**TASK PROMPT**
Could you output each line of the data that follows exactly?

**RECORDS FOR THIS TASK**
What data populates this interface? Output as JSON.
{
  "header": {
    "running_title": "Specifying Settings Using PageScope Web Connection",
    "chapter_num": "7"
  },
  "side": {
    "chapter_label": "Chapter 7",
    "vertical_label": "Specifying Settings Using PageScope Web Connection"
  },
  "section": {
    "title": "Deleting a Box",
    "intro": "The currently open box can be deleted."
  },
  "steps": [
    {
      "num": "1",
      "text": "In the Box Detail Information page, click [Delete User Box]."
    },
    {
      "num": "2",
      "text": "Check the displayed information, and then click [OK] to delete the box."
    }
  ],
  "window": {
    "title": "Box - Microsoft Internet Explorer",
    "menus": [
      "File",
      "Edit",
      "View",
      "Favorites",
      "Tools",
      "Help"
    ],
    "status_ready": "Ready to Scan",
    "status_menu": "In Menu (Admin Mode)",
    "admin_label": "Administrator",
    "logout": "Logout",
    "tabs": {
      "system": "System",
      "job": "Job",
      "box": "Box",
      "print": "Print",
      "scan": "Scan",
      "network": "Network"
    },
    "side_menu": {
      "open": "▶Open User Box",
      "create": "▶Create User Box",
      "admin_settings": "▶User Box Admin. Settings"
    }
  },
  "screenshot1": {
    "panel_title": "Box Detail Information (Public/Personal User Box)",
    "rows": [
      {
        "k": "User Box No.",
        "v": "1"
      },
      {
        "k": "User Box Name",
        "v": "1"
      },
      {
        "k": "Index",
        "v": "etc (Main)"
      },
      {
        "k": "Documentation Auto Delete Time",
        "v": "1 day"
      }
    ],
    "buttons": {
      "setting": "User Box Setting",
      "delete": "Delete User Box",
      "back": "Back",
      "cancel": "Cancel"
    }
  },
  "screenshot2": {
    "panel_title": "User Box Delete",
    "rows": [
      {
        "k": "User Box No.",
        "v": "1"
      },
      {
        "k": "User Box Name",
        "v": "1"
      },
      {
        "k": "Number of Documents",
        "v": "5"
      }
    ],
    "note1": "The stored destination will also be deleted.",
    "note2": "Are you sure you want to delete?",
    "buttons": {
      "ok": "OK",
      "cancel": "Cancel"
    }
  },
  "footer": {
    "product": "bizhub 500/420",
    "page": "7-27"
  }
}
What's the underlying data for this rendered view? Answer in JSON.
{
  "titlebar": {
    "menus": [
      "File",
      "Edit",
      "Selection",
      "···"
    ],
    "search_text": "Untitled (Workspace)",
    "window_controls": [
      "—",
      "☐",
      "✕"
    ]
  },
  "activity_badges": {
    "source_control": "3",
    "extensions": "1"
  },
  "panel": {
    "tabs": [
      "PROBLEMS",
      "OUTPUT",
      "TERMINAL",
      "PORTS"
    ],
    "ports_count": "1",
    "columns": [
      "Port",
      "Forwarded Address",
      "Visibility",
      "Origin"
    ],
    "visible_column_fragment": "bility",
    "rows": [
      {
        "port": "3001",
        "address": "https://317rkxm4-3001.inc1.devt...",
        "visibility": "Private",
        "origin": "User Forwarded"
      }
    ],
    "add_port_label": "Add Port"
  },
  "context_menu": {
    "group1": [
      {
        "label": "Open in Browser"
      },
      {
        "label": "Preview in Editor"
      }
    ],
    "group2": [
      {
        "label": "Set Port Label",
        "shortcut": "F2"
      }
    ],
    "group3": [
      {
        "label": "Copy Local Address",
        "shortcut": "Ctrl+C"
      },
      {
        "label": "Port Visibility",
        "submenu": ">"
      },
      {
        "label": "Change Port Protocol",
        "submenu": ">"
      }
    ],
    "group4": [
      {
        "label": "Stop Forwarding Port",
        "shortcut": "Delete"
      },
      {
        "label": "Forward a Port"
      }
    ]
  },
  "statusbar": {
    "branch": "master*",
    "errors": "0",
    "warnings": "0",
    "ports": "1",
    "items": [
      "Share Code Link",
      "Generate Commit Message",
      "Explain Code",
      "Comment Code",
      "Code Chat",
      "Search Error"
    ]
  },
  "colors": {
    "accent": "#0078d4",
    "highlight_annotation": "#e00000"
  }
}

**REPLY**
What data populates this interface? Output as JSON.
{
  "header": {
    "running_title": "Specifying Settings Using PageScope Web Connection",
    "chapter_num": "7"
  },
  "side": {
    "chapter_label": "Chapter 7",
    "vertical_label": "Specifying Settings Using PageScope Web Connection"
  },
  "section": {
    "title": "Deleting a Box",
    "intro": "The currently open box can be deleted."
  },
  "steps": [
    {
      "num": "1",
      "text": "In the Box Detail Information page, click [Delete User Box]."
    },
    {
      "num": "2",
      "text": "Check the displayed information, and then click [OK] to delete the box."
    }
  ],
  "window": {
    "title": "Box - Microsoft Internet Explorer",
    "menus": [
      "File",
      "Edit",
      "View",
      "Favorites",
      "Tools",
      "Help"
    ],
    "status_ready": "Ready to Scan",
    "status_menu": "In Menu (Admin Mode)",
    "admin_label": "Administrator",
    "logout": "Logout",
    "tabs": {
      "system": "System",
      "job": "Job",
      "box": "Box",
      "print": "Print",
      "scan": "Scan",
      "network": "Network"
    },
    "side_menu": {
      "open": "▶Open User Box",
      "create": "▶Create User Box",
      "admin_settings": "▶User Box Admin. Settings"
    }
  },
  "screenshot1": {
    "panel_title": "Box Detail Information (Public/Personal User Box)",
    "rows": [
      {
        "k": "User Box No.",
        "v": "1"
      },
      {
        "k": "User Box Name",
        "v": "1"
      },
      {
        "k": "Index",
        "v": "etc (Main)"
      },
      {
        "k": "Documentation Auto Delete Time",
        "v": "1 day"
      }
    ],
    "buttons": {
      "setting": "User Box Setting",
      "delete": "Delete User Box",
      "back": "Back",
      "cancel": "Cancel"
    }
  },
  "screenshot2": {
    "panel_title": "User Box Delete",
    "rows": [
      {
        "k": "User Box No.",
        "v": "1"
      },
      {
        "k": "User Box Name",
        "v": "1"
      },
      {
        "k": "Number of Documents",
        "v": "5"
      }
    ],
    "note1": "The stored destination will also be deleted.",
    "note2": "Are you sure you want to delete?",
    "buttons": {
      "ok": "OK",
      "cancel": "Cancel"
    }
  },
  "footer": {
    "product": "bizhub 500/420",
    "page": "7-27"
  }
}
What's the underlying data for this rendered view? Answer in JSON.
{
  "titlebar": {
    "menus": [
      "File",
      "Edit",
      "Selection",
      "···"
    ],
    "search_text": "Untitled (Workspace)",
    "window_controls": [
      "—",
      "☐",
      "✕"
    ]
  },
  "activity_badges": {
    "source_control": "3",
    "extensions": "1"
  },
  "panel": {
    "tabs": [
      "PROBLEMS",
      "OUTPUT",
      "TERMINAL",
      "PORTS"
    ],
    "ports_count": "1",
    "columns": [
      "Port",
      "Forwarded Address",
      "Visibility",
      "Origin"
    ],
    "visible_column_fragment": "bility",
    "rows": [
      {
        "port": "3001",
        "address": "https://317rkxm4-3001.inc1.devt...",
        "visibility": "Private",
        "origin": "User Forwarded"
      }
    ],
    "add_port_label": "Add Port"
  },
  "context_menu": {
    "group1": [
      {
        "label": "Open in Browser"
      },
      {
        "label": "Preview in Editor"
      }
    ],
    "group2": [
      {
        "label": "Set Port Label",
        "shortcut": "F2"
      }
    ],
    "group3": [
      {
        "label": "Copy Local Address",
        "shortcut": "Ctrl+C"
      },
      {
        "label": "Port Visibility",
        "submenu": ">"
      },
      {
        "label": "Change Port Protocol",
        "submenu": ">"
      }
    ],
    "group4": [
      {
        "label": "Stop Forwarding Port",
        "shortcut": "Delete"
      },
      {
        "label": "Forward a Port"
      }
    ]
  },
  "statusbar": {
    "branch": "master*",
    "errors": "0",
    "warnings": "0",
    "ports": "1",
    "items": [
      "Share Code Link",
      "Generate Commit Message",
      "Explain Code",
      "Comment Code",
      "Code Chat",
      "Search Error"
    ]
  },
  "colors": {
    "accent": "#0078d4",
    "highlight_annotation": "#e00000"
  }
}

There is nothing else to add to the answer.